··· Data shown
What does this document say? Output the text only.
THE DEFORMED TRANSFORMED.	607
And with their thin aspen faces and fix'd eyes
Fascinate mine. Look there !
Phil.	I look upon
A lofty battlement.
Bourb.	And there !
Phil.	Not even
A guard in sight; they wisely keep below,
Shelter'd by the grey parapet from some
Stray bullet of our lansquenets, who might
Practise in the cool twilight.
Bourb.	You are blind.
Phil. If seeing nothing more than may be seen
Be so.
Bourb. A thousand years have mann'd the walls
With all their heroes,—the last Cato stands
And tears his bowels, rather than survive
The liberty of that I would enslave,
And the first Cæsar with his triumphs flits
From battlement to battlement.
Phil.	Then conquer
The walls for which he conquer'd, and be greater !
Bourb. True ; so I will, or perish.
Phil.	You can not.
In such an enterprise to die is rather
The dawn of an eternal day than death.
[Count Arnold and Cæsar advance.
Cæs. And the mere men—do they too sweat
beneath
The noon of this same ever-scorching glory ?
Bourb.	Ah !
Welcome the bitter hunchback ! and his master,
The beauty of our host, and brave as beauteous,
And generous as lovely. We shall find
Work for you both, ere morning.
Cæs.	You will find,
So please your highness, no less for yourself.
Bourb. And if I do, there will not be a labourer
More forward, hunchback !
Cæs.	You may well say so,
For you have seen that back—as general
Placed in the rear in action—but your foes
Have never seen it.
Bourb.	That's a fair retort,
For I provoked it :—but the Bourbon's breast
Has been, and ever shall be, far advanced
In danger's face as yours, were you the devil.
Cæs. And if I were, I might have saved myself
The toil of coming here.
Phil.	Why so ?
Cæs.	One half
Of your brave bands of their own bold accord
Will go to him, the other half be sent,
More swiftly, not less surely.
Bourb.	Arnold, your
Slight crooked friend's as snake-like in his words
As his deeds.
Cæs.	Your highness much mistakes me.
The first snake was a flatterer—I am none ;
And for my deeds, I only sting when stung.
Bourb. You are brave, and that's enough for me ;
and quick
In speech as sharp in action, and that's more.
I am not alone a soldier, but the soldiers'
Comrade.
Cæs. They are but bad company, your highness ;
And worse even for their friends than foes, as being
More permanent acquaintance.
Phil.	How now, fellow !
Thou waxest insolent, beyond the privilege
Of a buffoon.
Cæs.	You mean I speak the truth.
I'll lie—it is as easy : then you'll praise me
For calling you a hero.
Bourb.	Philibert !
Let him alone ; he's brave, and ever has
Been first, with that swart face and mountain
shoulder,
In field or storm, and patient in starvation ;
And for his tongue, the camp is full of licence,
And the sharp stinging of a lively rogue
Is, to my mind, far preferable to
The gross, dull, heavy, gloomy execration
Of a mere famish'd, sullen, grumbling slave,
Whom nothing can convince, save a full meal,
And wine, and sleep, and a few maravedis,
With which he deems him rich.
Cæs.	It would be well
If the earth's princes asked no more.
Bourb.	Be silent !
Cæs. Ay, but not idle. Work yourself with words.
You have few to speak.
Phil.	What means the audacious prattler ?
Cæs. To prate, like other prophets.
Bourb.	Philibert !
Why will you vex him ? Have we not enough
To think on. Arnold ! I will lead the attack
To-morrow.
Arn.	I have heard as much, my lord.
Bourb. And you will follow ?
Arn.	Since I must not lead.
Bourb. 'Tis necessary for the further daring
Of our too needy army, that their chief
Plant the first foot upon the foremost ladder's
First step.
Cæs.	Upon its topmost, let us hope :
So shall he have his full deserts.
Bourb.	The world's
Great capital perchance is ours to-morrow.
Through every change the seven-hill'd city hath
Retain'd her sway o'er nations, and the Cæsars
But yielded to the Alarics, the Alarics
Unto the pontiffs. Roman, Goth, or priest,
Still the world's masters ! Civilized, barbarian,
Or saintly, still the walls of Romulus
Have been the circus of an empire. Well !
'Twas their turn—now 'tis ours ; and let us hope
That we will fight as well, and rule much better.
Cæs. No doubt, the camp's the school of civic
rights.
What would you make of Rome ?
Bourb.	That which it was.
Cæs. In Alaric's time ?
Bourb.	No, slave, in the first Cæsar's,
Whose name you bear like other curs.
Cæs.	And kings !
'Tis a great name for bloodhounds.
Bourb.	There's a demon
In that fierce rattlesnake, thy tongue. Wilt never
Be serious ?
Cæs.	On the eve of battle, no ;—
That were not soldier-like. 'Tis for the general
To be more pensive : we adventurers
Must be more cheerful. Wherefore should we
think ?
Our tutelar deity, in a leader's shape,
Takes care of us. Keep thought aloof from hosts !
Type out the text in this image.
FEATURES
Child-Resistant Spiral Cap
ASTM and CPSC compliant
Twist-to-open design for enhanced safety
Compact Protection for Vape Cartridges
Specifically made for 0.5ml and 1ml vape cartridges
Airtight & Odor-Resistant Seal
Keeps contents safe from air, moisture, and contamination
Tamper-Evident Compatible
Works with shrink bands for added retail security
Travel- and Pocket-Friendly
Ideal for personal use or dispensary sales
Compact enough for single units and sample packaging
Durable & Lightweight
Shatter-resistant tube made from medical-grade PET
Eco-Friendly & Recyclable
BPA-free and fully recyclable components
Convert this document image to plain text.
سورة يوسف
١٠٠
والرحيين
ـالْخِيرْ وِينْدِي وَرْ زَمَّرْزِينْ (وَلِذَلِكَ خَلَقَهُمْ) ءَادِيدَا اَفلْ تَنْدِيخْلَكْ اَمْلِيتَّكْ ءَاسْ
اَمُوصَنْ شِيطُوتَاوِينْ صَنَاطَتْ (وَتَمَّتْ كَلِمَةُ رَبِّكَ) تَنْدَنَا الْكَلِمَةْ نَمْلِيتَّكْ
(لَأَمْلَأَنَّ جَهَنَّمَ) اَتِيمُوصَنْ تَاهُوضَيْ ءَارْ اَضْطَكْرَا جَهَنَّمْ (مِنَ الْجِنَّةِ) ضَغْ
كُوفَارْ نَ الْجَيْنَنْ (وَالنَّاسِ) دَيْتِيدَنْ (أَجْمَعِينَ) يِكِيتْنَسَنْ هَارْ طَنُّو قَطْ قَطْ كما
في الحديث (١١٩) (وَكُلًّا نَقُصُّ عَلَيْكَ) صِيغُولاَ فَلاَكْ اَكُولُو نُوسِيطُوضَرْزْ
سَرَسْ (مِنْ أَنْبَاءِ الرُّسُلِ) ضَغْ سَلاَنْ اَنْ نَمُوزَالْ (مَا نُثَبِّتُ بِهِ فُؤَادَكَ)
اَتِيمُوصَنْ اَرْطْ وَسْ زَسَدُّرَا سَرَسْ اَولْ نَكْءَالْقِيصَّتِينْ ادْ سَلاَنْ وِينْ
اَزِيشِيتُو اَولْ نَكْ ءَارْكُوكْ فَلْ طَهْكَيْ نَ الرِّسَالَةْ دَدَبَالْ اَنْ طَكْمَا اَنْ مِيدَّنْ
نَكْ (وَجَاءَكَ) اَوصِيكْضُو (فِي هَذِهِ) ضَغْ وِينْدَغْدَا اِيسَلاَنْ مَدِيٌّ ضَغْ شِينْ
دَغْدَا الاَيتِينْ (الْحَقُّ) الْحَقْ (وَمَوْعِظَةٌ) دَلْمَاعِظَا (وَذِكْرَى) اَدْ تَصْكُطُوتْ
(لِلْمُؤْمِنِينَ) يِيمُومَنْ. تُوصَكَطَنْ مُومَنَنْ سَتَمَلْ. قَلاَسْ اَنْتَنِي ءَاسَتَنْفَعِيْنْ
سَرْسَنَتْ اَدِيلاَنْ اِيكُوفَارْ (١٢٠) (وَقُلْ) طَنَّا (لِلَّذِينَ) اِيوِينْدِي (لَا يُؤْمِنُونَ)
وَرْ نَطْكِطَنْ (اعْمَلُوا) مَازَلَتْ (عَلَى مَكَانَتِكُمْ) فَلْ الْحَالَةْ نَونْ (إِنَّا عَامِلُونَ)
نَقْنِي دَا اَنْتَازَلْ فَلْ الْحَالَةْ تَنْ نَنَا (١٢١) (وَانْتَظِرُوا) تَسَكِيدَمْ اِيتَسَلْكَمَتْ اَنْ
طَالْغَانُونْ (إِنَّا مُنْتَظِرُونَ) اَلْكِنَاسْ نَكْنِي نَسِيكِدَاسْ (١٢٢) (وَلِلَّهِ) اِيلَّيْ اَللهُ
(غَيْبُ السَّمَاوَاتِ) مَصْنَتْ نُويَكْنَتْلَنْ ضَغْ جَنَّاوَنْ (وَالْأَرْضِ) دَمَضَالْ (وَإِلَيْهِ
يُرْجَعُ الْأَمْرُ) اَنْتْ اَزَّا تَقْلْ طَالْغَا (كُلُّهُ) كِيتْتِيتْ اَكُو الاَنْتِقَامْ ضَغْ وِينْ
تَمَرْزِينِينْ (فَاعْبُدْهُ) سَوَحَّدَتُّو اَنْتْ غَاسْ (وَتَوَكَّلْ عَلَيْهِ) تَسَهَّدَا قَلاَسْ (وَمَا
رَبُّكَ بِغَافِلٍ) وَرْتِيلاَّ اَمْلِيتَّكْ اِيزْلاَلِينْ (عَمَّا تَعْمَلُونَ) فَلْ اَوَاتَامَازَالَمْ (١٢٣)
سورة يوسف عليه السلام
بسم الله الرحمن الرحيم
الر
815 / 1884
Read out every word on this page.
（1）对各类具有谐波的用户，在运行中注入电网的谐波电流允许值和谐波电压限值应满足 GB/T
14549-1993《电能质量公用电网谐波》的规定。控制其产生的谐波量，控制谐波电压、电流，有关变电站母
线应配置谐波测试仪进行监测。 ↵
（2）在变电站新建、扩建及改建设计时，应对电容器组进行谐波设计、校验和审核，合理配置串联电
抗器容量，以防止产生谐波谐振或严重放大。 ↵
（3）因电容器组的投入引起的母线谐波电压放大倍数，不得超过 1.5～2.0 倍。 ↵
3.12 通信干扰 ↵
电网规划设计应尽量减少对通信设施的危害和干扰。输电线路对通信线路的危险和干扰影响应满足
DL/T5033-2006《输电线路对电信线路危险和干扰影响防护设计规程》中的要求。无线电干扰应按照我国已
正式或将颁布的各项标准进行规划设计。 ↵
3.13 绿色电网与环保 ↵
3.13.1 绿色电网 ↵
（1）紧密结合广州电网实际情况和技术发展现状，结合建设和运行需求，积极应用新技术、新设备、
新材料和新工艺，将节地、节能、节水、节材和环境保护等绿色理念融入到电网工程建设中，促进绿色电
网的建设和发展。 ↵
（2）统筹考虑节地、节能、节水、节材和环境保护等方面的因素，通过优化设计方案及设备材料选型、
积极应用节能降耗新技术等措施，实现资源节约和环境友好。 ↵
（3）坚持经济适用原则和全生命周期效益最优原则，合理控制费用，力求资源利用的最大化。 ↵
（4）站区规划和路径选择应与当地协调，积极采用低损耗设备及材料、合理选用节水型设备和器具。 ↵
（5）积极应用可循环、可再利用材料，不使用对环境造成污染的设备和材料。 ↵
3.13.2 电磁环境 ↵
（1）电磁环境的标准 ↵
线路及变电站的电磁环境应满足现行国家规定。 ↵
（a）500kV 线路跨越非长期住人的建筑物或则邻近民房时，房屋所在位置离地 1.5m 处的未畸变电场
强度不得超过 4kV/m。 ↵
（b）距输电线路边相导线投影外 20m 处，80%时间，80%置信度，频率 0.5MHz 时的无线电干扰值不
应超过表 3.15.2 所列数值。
······
▶ **Directions**
Repeat only the lines from the one holding "Read out every word on this page." through the last line of the data.

▶ **Exercise solution**
Read out every word on this page.
（1）对各类具有谐波的用户，在运行中注入电网的谐波电流允许值和谐波电压限值应满足 GB/T
14549-1993《电能质量公用电网谐波》的规定。控制其产生的谐波量，控制谐波电压、电流，有关变电站母
线应配置谐波测试仪进行监测。 ↵
（2）在变电站新建、扩建及改建设计时，应对电容器组进行谐波设计、校验和审核，合理配置串联电
抗器容量，以防止产生谐波谐振或严重放大。 ↵
（3）因电容器组的投入引起的母线谐波电压放大倍数，不得超过 1.5～2.0 倍。 ↵
3.12 通信干扰 ↵
电网规划设计应尽量减少对通信设施的危害和干扰。输电线路对通信线路的危险和干扰影响应满足
DL/T5033-2006《输电线路对电信线路危险和干扰影响防护设计规程》中的要求。无线电干扰应按照我国已
正式或将颁布的各项标准进行规划设计。 ↵
3.13 绿色电网与环保 ↵
3.13.1 绿色电网 ↵
（1）紧密结合广州电网实际情况和技术发展现状，结合建设和运行需求，积极应用新技术、新设备、
新材料和新工艺，将节地、节能、节水、节材和环境保护等绿色理念融入到电网工程建设中，促进绿色电
网的建设和发展。 ↵
（2）统筹考虑节地、节能、节水、节材和环境保护等方面的因素，通过优化设计方案及设备材料选型、
积极应用节能降耗新技术等措施，实现资源节约和环境友好。 ↵
（3）坚持经济适用原则和全生命周期效益最优原则，合理控制费用，力求资源利用的最大化。 ↵
（4）站区规划和路径选择应与当地协调，积极采用低损耗设备及材料、合理选用节水型设备和器具。 ↵
（5）积极应用可循环、可再利用材料，不使用对环境造成污染的设备和材料。 ↵
3.13.2 电磁环境 ↵
（1）电磁环境的标准 ↵
线路及变电站的电磁环境应满足现行国家规定。 ↵
（a）500kV 线路跨越非长期住人的建筑物或则邻近民房时，房屋所在位置离地 1.5m 处的未畸变电场
强度不得超过 4kV/m。 ↵
（b）距输电线路边相导线投影外 20m 处，80%时间，80%置信度，频率 0.5MHz 时的无线电干扰值不
应超过表 3.15.2 所列数值。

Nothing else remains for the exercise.